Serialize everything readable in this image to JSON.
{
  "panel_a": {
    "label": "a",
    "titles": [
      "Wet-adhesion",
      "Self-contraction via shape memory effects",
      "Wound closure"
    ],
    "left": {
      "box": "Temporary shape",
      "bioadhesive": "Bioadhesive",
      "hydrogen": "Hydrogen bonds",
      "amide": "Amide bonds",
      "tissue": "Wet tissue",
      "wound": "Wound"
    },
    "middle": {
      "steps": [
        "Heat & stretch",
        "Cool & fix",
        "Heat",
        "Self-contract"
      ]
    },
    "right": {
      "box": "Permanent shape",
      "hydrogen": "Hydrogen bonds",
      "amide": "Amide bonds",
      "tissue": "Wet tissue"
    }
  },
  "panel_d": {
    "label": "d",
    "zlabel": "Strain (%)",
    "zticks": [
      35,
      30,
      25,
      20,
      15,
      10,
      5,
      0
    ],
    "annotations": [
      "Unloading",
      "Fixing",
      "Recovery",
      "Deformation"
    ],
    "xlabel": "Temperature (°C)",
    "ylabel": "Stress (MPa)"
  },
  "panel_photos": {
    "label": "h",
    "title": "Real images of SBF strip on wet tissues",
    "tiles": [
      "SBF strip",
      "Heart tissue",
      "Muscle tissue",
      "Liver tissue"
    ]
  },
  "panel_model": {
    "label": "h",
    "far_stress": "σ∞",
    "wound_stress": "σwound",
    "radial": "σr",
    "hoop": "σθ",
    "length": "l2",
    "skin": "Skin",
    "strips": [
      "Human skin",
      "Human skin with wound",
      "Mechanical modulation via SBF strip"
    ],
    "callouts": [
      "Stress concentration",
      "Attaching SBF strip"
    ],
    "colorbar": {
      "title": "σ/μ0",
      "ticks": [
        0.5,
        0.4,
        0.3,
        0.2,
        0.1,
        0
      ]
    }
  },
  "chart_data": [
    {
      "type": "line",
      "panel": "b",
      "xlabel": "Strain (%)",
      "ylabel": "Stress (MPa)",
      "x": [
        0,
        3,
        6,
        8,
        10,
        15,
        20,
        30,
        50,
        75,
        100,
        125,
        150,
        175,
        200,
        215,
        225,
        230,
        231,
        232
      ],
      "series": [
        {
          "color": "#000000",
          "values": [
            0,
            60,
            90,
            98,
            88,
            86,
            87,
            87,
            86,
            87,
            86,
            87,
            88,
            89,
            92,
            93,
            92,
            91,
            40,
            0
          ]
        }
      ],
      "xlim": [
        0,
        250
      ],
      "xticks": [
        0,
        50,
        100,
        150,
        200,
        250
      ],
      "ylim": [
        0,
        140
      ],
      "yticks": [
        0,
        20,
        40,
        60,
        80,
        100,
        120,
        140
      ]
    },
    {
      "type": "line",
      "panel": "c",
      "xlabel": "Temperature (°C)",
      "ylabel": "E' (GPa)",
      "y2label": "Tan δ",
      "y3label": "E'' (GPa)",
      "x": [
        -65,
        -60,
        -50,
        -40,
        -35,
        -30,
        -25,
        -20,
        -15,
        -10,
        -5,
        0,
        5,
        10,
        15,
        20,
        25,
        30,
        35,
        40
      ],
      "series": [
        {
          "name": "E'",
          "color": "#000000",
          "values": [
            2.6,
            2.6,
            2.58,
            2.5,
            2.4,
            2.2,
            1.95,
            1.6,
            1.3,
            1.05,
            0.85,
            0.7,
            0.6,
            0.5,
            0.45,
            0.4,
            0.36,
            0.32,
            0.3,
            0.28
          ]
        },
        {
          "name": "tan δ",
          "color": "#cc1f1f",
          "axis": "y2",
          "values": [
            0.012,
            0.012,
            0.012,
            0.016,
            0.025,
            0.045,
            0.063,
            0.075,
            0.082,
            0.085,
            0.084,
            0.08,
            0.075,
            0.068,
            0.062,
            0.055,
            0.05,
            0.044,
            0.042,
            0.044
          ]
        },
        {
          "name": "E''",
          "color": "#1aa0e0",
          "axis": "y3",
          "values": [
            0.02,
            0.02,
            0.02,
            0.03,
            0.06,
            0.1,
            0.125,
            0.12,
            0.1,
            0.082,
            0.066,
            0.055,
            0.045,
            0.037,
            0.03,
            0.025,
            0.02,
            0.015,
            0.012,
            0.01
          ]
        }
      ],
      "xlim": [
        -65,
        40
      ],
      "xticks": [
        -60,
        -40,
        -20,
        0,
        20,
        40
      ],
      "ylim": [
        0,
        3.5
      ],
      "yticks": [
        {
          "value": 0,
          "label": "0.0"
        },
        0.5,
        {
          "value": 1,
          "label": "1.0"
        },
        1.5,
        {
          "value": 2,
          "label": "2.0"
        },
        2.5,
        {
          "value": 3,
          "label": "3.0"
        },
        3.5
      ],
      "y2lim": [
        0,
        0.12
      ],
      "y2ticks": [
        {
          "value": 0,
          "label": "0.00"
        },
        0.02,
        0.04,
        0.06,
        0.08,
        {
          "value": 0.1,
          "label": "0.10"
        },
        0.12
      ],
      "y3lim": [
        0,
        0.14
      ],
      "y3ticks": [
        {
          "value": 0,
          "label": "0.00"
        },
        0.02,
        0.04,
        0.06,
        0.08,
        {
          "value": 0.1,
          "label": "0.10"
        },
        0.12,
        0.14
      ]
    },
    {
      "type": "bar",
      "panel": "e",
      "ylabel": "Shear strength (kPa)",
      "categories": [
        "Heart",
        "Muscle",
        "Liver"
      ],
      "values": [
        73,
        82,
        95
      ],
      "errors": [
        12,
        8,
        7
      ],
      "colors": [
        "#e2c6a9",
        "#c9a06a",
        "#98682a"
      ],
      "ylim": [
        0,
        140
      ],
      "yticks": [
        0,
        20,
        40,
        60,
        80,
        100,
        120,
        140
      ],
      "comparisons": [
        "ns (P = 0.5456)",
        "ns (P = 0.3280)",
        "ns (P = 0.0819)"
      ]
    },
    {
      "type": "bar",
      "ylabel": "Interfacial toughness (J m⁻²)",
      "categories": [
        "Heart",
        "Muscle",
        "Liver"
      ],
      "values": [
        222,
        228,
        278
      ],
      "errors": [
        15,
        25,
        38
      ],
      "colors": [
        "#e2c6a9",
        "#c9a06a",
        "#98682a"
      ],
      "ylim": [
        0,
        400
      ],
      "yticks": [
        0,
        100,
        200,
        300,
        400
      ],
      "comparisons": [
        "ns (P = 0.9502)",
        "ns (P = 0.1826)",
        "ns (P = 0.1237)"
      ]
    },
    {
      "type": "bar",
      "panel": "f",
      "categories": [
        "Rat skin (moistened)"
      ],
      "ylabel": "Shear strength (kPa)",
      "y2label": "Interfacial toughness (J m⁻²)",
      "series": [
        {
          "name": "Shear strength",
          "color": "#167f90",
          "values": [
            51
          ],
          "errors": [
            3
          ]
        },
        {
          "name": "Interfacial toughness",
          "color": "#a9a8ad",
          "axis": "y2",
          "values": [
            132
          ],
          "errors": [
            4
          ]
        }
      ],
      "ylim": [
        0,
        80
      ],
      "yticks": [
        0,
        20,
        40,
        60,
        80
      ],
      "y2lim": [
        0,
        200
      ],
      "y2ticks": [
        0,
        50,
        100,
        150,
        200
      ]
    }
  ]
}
- - - - -
Transcribe all of the lines in the records precisely.

ANSWER IN FULL =
Serialize everything readable in this image to JSON.
{
  "panel_a": {
    "label": "a",
    "titles": [
      "Wet-adhesion",
      "Self-contraction via shape memory effects",
      "Wound closure"
    ],
    "left": {
      "box": "Temporary shape",
      "bioadhesive": "Bioadhesive",
      "hydrogen": "Hydrogen bonds",
      "amide": "Amide bonds",
      "tissue": "Wet tissue",
      "wound": "Wound"
    },
    "middle": {
      "steps": [
        "Heat & stretch",
        "Cool & fix",
        "Heat",
        "Self-contract"
      ]
    },
    "right": {
      "box": "Permanent shape",
      "hydrogen": "Hydrogen bonds",
      "amide": "Amide bonds",
      "tissue": "Wet tissue"
    }
  },
  "panel_d": {
    "label": "d",
    "zlabel": "Strain (%)",
    "zticks": [
      35,
      30,
      25,
      20,
      15,
      10,
      5,
      0
    ],
    "annotations": [
      "Unloading",
      "Fixing",
      "Recovery",
      "Deformation"
    ],
    "xlabel": "Temperature (°C)",
    "ylabel": "Stress (MPa)"
  },
  "panel_photos": {
    "label": "h",
    "title": "Real images of SBF strip on wet tissues",
    "tiles": [
      "SBF strip",
      "Heart tissue",
      "Muscle tissue",
      "Liver tissue"
    ]
  },
  "panel_model": {
    "label": "h",
    "far_stress": "σ∞",
    "wound_stress": "σwound",
    "radial": "σr",
    "hoop": "σθ",
    "length": "l2",
    "skin": "Skin",
    "strips": [
      "Human skin",
      "Human skin with wound",
      "Mechanical modulation via SBF strip"
    ],
    "callouts": [
      "Stress concentration",
      "Attaching SBF strip"
    ],
    "colorbar": {
      "title": "σ/μ0",
      "ticks": [
        0.5,
        0.4,
        0.3,
        0.2,
        0.1,
        0
      ]
    }
  },
  "chart_data": [
    {
      "type": "line",
      "panel": "b",
      "xlabel": "Strain (%)",
      "ylabel": "Stress (MPa)",
      "x": [
        0,
        3,
        6,
        8,
        10,
        15,
        20,
        30,
        50,
        75,
        100,
        125,
        150,
        175,
        200,
        215,
        225,
        230,
        231,
        232
      ],
      "series": [
        {
          "color": "#000000",
          "values": [
            0,
            60,
            90,
            98,
            88,
            86,
            87,
            87,
            86,
            87,
            86,
            87,
            88,
            89,
            92,
            93,
            92,
            91,
            40,
            0
          ]
        }
      ],
      "xlim": [
        0,
        250
      ],
      "xticks": [
        0,
        50,
        100,
        150,
        200,
        250
      ],
      "ylim": [
        0,
        140
      ],
      "yticks": [
        0,
        20,
        40,
        60,
        80,
        100,
        120,
        140
      ]
    },
    {
      "type": "line",
      "panel": "c",
      "xlabel": "Temperature (°C)",
      "ylabel": "E' (GPa)",
      "y2label": "Tan δ",
      "y3label": "E'' (GPa)",
      "x": [
        -65,
        -60,
        -50,
        -40,
        -35,
        -30,
        -25,
        -20,
        -15,
        -10,
        -5,
        0,
        5,
        10,
        15,
        20,
        25,
        30,
        35,
        40
      ],
      "series": [
        {
          "name": "E'",
          "color": "#000000",
          "values": [
            2.6,
            2.6,
            2.58,
            2.5,
            2.4,
            2.2,
            1.95,
            1.6,
            1.3,
            1.05,
            0.85,
            0.7,
            0.6,
            0.5,
            0.45,
            0.4,
            0.36,
            0.32,
            0.3,
            0.28
          ]
        },
        {
          "name": "tan δ",
          "color": "#cc1f1f",
          "axis": "y2",
          "values": [
            0.012,
            0.012,
            0.012,
            0.016,
            0.025,
            0.045,
            0.063,
            0.075,
            0.082,
            0.085,
            0.084,
            0.08,
            0.075,
            0.068,
            0.062,
            0.055,
            0.05,
            0.044,
            0.042,
            0.044
          ]
        },
        {
          "name": "E''",
          "color": "#1aa0e0",
          "axis": "y3",
          "values": [
            0.02,
            0.02,
            0.02,
            0.03,
            0.06,
            0.1,
            0.125,
            0.12,
            0.1,
            0.082,
            0.066,
            0.055,
            0.045,
            0.037,
            0.03,
            0.025,
            0.02,
            0.015,
            0.012,
            0.01
          ]
        }
      ],
      "xlim": [
        -65,
        40
      ],
      "xticks": [
        -60,
        -40,
        -20,
        0,
        20,
        40
      ],
      "ylim": [
        0,
        3.5
      ],
      "yticks": [
        {
          "value": 0,
          "label": "0.0"
        },
        0.5,
        {
          "value": 1,
          "label": "1.0"
        },
        1.5,
        {
          "value": 2,
          "label": "2.0"
        },
        2.5,
        {
          "value": 3,
          "label": "3.0"
        },
        3.5
      ],
      "y2lim": [
        0,
        0.12
      ],
      "y2ticks": [
        {
          "value": 0,
          "label": "0.00"
        },
        0.02,
        0.04,
        0.06,
        0.08,
        {
          "value": 0.1,
          "label": "0.10"
        },
        0.12
      ],
      "y3lim": [
        0,
        0.14
      ],
      "y3ticks": [
        {
          "value": 0,
          "label": "0.00"
        },
        0.02,
        0.04,
        0.06,
        0.08,
        {
          "value": 0.1,
          "label": "0.10"
        },
        0.12,
        0.14
      ]
    },
    {
      "type": "bar",
      "panel": "e",
      "ylabel": "Shear strength (kPa)",
      "categories": [
        "Heart",
        "Muscle",
        "Liver"
      ],
      "values": [
        73,
        82,
        95
      ],
      "errors": [
        12,
        8,
        7
      ],
      "colors": [
        "#e2c6a9",
        "#c9a06a",
        "#98682a"
      ],
      "ylim": [
        0,
        140
      ],
      "yticks": [
        0,
        20,
        40,
        60,
        80,
        100,
        120,
        140
      ],
      "comparisons": [
        "ns (P = 0.5456)",
        "ns (P = 0.3280)",
        "ns (P = 0.0819)"
      ]
    },
    {
      "type": "bar",
      "ylabel": "Interfacial toughness (J m⁻²)",
      "categories": [
        "Heart",
        "Muscle",
        "Liver"
      ],
      "values": [
        222,
        228,
        278
      ],
      "errors": [
        15,
        25,
        38
      ],
      "colors": [
        "#e2c6a9",
        "#c9a06a",
        "#98682a"
      ],
      "ylim": [
        0,
        400
      ],
      "yticks": [
        0,
        100,
        200,
        300,
        400
      ],
      "comparisons": [
        "ns (P = 0.9502)",
        "ns (P = 0.1826)",
        "ns (P = 0.1237)"
      ]
    },
    {
      "type": "bar",
      "panel": "f",
      "categories": [
        "Rat skin (moistened)"
      ],
      "ylabel": "Shear strength (kPa)",
      "y2label": "Interfacial toughness (J m⁻²)",
      "series": [
        {
          "name": "Shear strength",
          "color": "#167f90",
          "values": [
            51
          ],
          "errors": [
            3
          ]
        },
        {
          "name": "Interfacial toughness",
          "color": "#a9a8ad",
          "axis": "y2",
          "values": [
            132
          ],
          "errors": [
            4
          ]
        }
      ],
      "ylim": [
        0,
        80
      ],
      "yticks": [
        0,
        20,
        40,
        60,
        80
      ],
      "y2lim": [
        0,
        200
      ],
      "y2ticks": [
        0,
        50,
        100,
        150,
        200
      ]
    }
  ]
}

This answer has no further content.